Compiti scritti.
1 - Quali nomi di persona compaiono nel racconto della salita?
2 - Prolunga il racconto della salita, ripartendo subito dopo la sua ultima frase.

━━ Brano proposto

Intanto va che la traccia di ieri mi pare la perdiamo presto. Si finisce a ravanare in mezzo ai sassi, lontano dalla cresta, passando da bella neve portante dove i ramponi mordono che è un piacere, a neve sfondosa dove i ramponi soffocano sotto la neve (o si spezzano i denti sulle rocce sotto). Proseguiamo, ma puntiamo a salire verso la cresta. Si trova qualche segno affiorante dalla neve e lo si segue.
Ci vorrà 1h30min per arrivare al cannone, con le prime deboli luci che accendono l’orizzonte. La prima alba dell’anno è uno spettacolo: a parte la location, la neve pronta a riflettere tutte le tonalità che la colpiranno, si vede distintamente anche l’Appennino, e proprio dove deve sorgere il sole c’è qualche nuvolaglia pronta a rendere i colori ancora più vivi.
E noi, anime erranti, qui da sole a goderci questo spettacolo, ad assaporare questi momenti, a puntare alla soddisfazione della vetta, a sperare che la Montagna sia con noi mansueta e amica.
Poco prima di mettere il naso a fianco alla Vedretta di Conca, una pausa per bere e mangiare qualcosa. E io per prendermi una bella ramponata sullo stinco dal mio “amico” che arretra prima che io gli abbia chiuso lo zaino che conserva sulle sue spalle. La Presanella è la davanti Giorgio tranquillo, che quest’estate ci prendiamo la rivincita.

Ci siamo tenuti sulla dorsale, ora scendiamo brevemente per poi risalire un bel pendio ripido che mi fa temere il grosso lastrone: meglio stare molto a destra, vicino alle rocce, anche per evitare i crepacci che a breve si intuiranno. Il sole esce allo scoperto, e la luce sulla neve è il colore della tenerezza.
Usciti dal pendio, bello ripidino, non ci leghiamo: tutto sembra bello coperto e piatto, e ce ne staremo sul lato destro vicino alle rocce. Anche la terminale è bella tappata da un conoide nevoso. Dai che la frizzantezza della cima pare vicina. Ma presto per cantare vittori, la neve di nuovo gioca con la nostre sorte: un po’ dura, un po’ molle, avanzare è tutt’altro che esente da fatica.
Alle 8e30 siamo alla base del conoide sotto al canale, le picche sono in mano già da un po’ e possiamo quindi salire di corsa per evitare che il sole caldo faccia il solletico agli accumuli che potrebbero esserci. Di corsa sarebbe bello, ma la neve non lo permette.
La prima parte è goduriosa, quasi quick quick, una gioia esser davanti a Mattia e Riccardo per poter calcare per primo questa materia bianca che tanto ci attira. Mi fermo spesso sia per prendere fiato, ma anche per guardare su, giù, a destra, a sinistra. Un bel canale in mezzo a queste rocce me lo sogno da tempo.

━━━━
━━ Dati forniti

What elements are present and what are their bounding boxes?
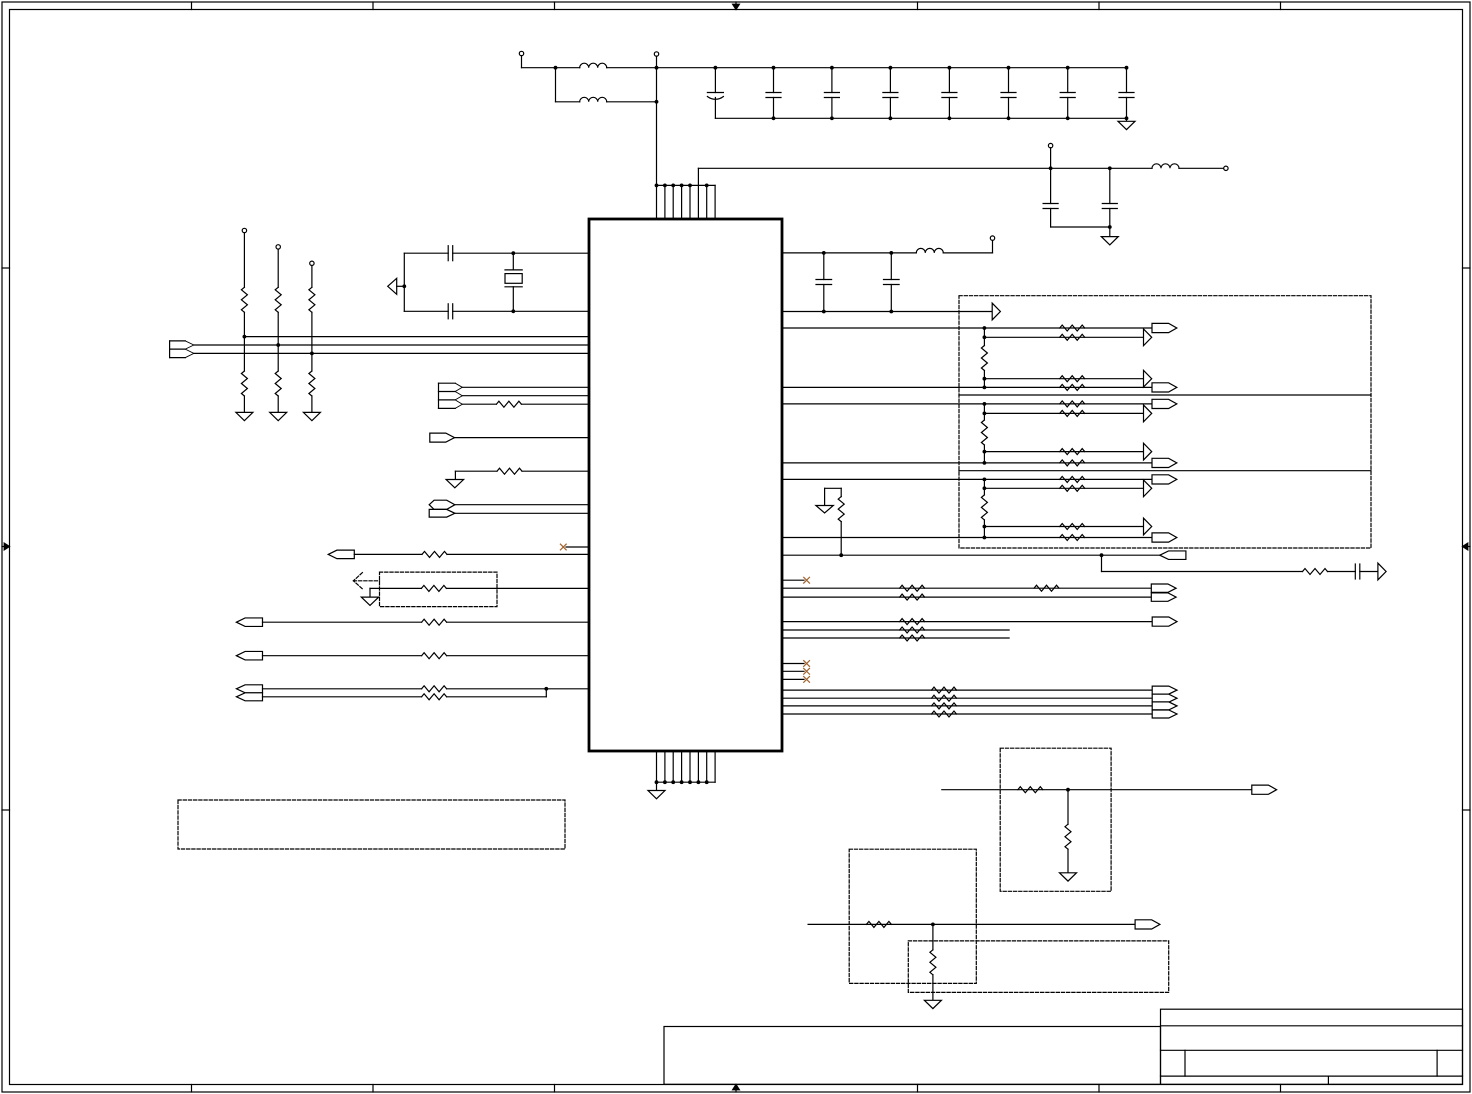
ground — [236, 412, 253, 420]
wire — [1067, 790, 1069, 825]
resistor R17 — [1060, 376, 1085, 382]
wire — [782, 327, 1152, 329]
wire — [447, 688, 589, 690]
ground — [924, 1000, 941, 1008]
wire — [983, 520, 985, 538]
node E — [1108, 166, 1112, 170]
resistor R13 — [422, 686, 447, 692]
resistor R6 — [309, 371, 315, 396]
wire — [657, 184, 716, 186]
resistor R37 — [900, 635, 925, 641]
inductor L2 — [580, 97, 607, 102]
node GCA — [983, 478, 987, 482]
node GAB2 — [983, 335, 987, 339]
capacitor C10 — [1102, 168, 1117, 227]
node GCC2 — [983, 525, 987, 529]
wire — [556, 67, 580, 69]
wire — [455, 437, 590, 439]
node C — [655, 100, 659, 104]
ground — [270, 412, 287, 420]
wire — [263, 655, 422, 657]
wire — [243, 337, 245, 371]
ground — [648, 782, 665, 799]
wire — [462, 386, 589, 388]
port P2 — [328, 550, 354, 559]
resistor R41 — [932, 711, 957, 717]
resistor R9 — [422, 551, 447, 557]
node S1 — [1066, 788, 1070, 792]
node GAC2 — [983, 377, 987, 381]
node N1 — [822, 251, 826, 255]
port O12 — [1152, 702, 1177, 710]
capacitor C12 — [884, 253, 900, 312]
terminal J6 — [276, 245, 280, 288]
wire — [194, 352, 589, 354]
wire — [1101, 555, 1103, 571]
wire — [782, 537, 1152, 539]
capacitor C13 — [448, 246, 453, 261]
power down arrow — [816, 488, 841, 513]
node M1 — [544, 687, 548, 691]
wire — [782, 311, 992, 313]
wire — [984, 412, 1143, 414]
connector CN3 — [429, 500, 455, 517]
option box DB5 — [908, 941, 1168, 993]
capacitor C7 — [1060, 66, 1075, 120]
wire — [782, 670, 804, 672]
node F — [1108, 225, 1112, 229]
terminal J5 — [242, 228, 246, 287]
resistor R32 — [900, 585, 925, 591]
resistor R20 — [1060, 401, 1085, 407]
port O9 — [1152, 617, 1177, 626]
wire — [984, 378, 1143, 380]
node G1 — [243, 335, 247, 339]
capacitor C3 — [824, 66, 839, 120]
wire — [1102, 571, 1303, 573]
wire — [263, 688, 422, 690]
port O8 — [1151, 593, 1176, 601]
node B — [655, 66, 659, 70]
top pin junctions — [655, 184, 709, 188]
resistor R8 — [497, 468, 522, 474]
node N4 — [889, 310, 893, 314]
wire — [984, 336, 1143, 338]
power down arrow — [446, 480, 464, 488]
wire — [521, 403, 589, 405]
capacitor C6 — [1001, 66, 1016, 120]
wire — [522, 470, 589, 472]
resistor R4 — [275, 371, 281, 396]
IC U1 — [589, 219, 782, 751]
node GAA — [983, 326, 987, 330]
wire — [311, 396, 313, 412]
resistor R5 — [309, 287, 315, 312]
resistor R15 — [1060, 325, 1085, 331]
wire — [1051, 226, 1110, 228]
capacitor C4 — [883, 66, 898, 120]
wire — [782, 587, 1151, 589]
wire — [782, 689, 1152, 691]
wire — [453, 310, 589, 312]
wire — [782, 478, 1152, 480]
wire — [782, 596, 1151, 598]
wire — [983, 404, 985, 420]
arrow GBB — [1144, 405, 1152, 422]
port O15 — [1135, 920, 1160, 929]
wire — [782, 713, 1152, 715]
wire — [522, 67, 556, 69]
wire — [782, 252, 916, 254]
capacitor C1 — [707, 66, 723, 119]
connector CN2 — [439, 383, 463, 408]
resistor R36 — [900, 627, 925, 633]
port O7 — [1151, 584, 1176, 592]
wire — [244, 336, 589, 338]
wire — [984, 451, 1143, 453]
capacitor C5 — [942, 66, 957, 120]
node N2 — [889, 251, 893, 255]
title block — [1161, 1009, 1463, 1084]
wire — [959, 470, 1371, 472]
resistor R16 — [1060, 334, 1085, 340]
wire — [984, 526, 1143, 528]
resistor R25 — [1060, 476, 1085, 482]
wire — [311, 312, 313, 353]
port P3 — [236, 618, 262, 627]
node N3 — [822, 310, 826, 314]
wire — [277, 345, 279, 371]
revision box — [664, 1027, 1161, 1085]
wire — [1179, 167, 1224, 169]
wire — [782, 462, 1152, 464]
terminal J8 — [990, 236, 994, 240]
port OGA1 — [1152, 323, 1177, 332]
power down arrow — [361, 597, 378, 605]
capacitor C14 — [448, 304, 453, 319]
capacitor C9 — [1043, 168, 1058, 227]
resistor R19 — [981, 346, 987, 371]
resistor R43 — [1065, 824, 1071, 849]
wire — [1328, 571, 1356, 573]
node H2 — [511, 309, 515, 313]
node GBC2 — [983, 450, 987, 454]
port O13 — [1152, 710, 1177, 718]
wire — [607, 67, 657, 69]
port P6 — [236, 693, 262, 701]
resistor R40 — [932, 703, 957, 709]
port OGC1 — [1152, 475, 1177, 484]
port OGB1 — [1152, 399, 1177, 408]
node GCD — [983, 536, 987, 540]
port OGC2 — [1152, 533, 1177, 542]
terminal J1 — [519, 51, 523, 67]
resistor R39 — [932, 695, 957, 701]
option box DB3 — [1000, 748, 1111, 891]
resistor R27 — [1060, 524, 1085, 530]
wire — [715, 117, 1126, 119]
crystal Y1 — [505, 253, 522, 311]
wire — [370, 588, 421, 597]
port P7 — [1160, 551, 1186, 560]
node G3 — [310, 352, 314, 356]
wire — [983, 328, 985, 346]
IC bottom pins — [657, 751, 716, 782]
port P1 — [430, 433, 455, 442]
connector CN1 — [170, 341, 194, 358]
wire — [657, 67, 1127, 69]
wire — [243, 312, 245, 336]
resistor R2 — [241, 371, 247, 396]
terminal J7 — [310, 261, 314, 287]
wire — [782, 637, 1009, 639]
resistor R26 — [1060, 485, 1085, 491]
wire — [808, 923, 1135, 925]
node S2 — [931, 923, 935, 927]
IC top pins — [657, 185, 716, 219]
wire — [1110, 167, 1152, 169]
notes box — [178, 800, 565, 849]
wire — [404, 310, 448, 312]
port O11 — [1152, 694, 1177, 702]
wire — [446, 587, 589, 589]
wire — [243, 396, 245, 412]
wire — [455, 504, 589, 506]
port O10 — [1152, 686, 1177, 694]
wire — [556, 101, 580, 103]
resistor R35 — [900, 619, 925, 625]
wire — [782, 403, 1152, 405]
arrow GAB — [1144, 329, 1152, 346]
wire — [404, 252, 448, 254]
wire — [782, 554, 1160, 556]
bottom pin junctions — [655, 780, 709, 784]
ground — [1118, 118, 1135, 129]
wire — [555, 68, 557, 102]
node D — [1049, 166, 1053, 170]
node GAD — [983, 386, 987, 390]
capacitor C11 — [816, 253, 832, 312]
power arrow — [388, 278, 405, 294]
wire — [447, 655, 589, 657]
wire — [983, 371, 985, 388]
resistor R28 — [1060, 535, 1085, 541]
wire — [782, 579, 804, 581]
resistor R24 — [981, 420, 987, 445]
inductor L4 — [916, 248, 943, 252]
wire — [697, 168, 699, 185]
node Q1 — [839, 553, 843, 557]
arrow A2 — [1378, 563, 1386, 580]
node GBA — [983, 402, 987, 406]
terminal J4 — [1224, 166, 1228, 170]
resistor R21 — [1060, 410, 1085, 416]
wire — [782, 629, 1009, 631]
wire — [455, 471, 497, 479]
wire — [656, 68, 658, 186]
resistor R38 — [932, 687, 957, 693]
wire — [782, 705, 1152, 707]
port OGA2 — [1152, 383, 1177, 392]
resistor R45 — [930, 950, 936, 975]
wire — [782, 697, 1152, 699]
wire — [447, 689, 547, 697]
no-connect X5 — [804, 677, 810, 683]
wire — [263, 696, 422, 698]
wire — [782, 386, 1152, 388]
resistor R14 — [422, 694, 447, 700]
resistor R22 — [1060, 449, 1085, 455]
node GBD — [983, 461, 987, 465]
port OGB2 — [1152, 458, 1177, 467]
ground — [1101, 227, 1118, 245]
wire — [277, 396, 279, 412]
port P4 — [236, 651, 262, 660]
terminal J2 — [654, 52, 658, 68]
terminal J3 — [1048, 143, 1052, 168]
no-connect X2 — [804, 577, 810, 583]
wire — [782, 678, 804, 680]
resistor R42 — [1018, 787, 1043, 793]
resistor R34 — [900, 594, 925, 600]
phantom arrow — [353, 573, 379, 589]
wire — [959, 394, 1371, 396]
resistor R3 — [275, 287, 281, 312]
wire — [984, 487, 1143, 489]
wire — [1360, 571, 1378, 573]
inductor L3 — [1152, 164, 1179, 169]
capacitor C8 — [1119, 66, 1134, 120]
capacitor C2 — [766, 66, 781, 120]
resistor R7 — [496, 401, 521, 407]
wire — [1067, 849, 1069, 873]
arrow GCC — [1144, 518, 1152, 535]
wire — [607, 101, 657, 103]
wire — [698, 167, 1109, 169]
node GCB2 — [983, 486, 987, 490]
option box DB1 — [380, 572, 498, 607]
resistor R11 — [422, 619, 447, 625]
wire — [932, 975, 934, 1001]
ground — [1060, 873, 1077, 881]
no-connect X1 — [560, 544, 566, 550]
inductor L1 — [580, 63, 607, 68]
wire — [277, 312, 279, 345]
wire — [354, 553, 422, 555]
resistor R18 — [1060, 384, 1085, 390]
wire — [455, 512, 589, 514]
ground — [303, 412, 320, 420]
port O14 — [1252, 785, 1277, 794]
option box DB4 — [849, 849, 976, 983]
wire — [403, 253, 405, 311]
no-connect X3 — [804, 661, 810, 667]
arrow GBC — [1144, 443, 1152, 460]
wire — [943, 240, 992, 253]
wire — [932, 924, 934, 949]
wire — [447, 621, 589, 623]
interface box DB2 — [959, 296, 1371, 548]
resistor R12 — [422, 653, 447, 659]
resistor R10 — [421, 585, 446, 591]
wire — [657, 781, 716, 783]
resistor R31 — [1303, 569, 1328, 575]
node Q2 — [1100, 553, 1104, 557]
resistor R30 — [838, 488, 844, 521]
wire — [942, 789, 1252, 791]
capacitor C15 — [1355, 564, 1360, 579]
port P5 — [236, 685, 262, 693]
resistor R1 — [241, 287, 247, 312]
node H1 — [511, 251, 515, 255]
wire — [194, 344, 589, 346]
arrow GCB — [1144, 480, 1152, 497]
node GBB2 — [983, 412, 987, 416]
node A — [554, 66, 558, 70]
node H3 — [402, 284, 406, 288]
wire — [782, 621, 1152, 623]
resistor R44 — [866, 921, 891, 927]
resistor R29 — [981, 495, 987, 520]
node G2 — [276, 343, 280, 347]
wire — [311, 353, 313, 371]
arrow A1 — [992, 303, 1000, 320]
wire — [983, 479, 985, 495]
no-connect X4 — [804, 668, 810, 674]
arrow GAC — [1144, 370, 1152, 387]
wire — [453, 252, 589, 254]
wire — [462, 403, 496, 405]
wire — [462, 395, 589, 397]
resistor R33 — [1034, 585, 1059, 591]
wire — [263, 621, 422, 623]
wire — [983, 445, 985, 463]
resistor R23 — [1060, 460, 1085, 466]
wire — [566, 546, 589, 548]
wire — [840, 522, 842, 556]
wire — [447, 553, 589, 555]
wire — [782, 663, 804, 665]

━━━━
━━ Dati forniti

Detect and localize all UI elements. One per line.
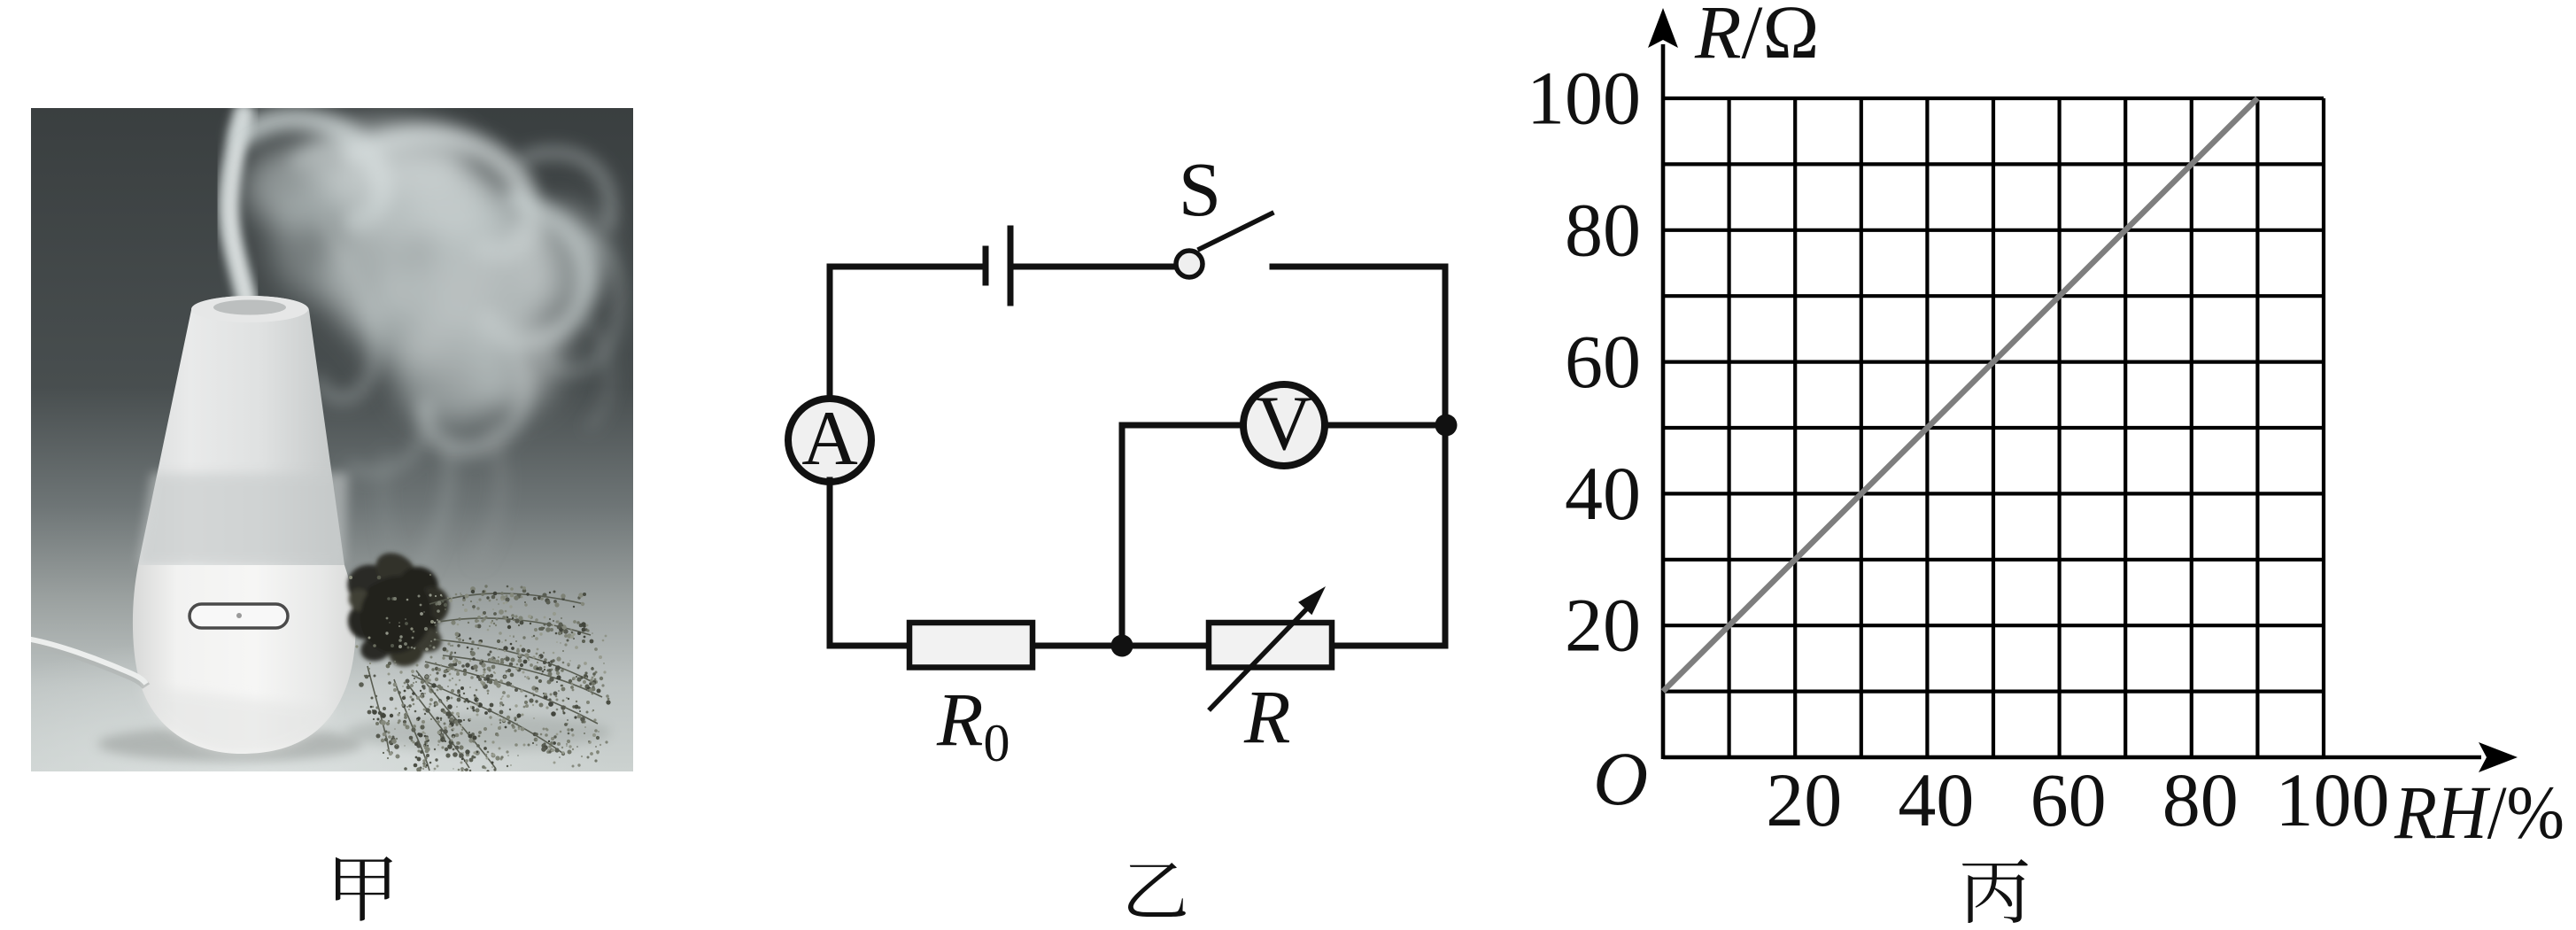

━━━━
━━ Dati forniti

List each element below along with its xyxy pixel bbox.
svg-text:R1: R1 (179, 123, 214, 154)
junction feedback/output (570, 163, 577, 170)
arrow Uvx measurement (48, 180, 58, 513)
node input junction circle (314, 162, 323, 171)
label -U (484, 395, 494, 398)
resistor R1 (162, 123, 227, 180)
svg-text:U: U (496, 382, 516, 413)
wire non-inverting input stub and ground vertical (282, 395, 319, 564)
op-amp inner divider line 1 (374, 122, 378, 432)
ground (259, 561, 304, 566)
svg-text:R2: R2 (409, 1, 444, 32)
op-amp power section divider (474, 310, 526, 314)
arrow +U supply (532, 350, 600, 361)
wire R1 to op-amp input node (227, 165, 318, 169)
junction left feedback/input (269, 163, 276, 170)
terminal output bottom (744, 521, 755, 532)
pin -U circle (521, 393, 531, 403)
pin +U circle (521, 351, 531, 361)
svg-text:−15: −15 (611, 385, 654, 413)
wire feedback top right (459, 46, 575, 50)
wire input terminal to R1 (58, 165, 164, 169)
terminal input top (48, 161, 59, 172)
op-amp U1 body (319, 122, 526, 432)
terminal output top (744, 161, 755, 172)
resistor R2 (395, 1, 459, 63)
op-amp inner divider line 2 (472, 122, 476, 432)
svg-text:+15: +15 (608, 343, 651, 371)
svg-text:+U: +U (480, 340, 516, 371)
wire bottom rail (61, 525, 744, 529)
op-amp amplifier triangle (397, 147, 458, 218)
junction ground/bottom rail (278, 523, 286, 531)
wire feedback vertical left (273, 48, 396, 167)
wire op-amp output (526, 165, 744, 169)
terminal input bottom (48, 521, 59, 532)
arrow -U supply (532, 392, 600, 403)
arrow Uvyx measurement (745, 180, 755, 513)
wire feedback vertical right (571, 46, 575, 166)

━━━━

Risposte per compito.
1 - Giorgio, Mattia, Riccardo

2 -
La seconda parte fa cagare. Si riesce a salire, ma 50°/55° così non sono spassosi. Vedo l’uscita, ma non arriva: non mi spiace nemmeno troppo all’inizio, così mi godo a lungo il luogo e l’attività che sto vivendo. Poi però basta, non posso addormentarmi qui, dai c’andom!
Niente cornici in uscita, o meglio una c’è ma è evitabile facilmente (oddio, passare da 70° a 0° non è proprio banale), ma un vento gelido che rompe le balle. Non posso aspettare i miei compagni d’avventura qui e così, la vetta è a 30m, vado la e mi vesto. Una bella arrampicata di lame, ed ecco la croce.
Prima cima dell’anno, primi panorami dell’anno, primo libro di vetta. E primo vento gelido che non te la fa godere! Subito la giacca o muoio aspettando qui due.
Foto di rito, ma è presto per festeggiare: scendere la canale di sinistra (faccia a monte) non ci pare il caso, quindi optiamo di comune accordo per scendere da dove siamo saliti. E non sarà comodissimo, perché con questa neve che da poca fiducia, che ogni tanto presenta pezzi duri, ci si mette un’eternità: scendiamo faccia a monte, come i gamberi.
Mamma mia quanto dura questa discesa! E che caldo! La giacca messa in cima me la devo togliere o sublimo: ma che razza di primo gennaio è questo?! Scendendo per ultimo resto indietro, non vedo più ne Riccardo ne Mattia che stanno già traversando a lato della vedretta. Finalmente sono giù sul conoide, fiuuu, perché questa parete al sole mi faceva paura da un po’.
A ritroso la strada di stamani, quel pendio ripido a fianco dell’ultima lingua della vedretta, ma ora la possiamo quasi correre, fino a tornare al masso della pausa di stamane. Spogliarello (che caldo!) e mangiata da nababbi. Ora sì che possiamo dividerci il Mars di vetta di tradizione, ridere, scherzare e stringerci la mano. Mattia poi è particolarmente contento dopo i due tentativi passati stavolta è andata bene!
Invece che seguire la dorsale di stamani, stiamo nel vallone, trovando una neve migliore: accidenti, a saperlo stamani! Un’altra visita al cannone e poi ancora giù, ma sprofondando sempre più in mezzo a questi massi-squalo che non vedono l’ora di catturarti una caviglia.
Dalla cima al rifugio in 2h: il viceversa era 4h30. Ora ci godiamo il sole caldo, a petto nudo, mangiando, bevendo (tanto!) e preparando gli zaini per tornare giù, dentro i quali non c’è più cibo.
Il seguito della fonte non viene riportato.